§ Requirements: Track down each line that has the word "Master" and copy it.

§ Extracted material:

*-*-*

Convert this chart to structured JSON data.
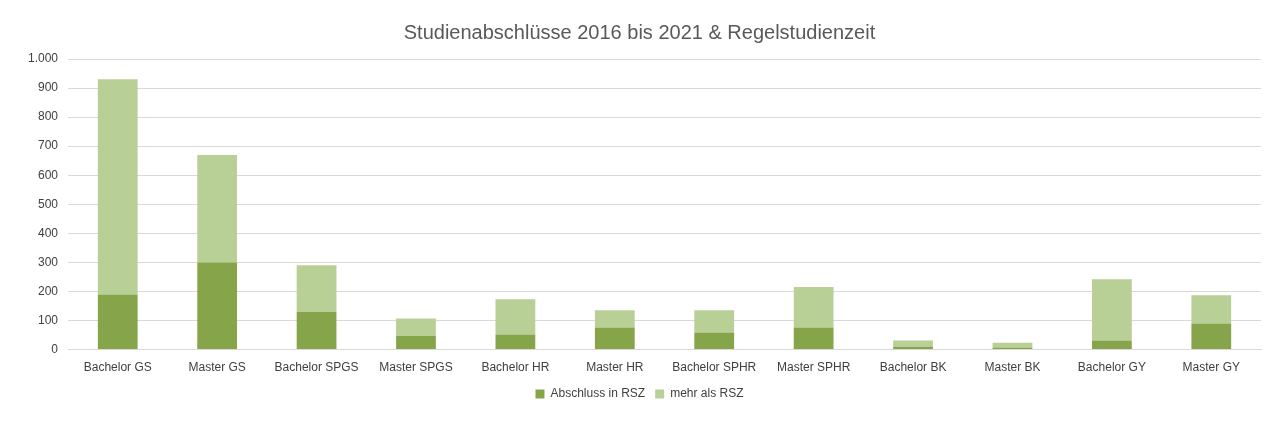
{
  "chart_data": {
    "type": "bar",
    "title": "Studienabschlüsse 2016 bis 2021 & Regelstudienzeit",
    "categories": [
      "Bachelor GS",
      "Master GS",
      "Bachelor SPGS",
      "Master SPGS",
      "Bachelor HR",
      "Master HR",
      "Bachelor SPHR",
      "Master SPHR",
      "Bachelor BK",
      "Master BK",
      "Bachelor GY",
      "Master GY"
    ],
    "stacked": true,
    "series": [
      {
        "name": "Abschluss in RSZ",
        "color": "#86a54b",
        "values": [
          190,
          300,
          130,
          48,
          52,
          76,
          59,
          76,
          10,
          7,
          31,
          90
        ]
      },
      {
        "name": "mehr als RSZ",
        "color": "#b8cf96",
        "values": [
          740,
          370,
          160,
          59,
          121,
          59,
          76,
          139,
          21,
          17,
          211,
          97
        ]
      }
    ],
    "ylim": [
      0,
      1000
    ],
    "yticks": [
      0,
      100,
      200,
      300,
      400,
      500,
      600,
      700,
      800,
      900,
      {
        "value": 1000,
        "label": "1.000"
      }
    ],
    "grid": "y",
    "legend": "bottom"
  }
}
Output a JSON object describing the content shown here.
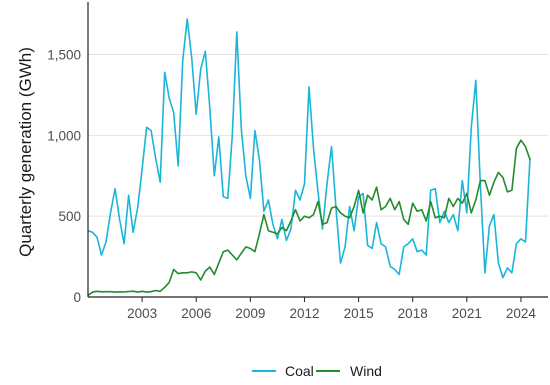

*-*-*

§ Response:
      "Master GS",
      "Master SPGS",
      "Master HR",
      "Master SPHR",
      "Master BK",
      "Master GY"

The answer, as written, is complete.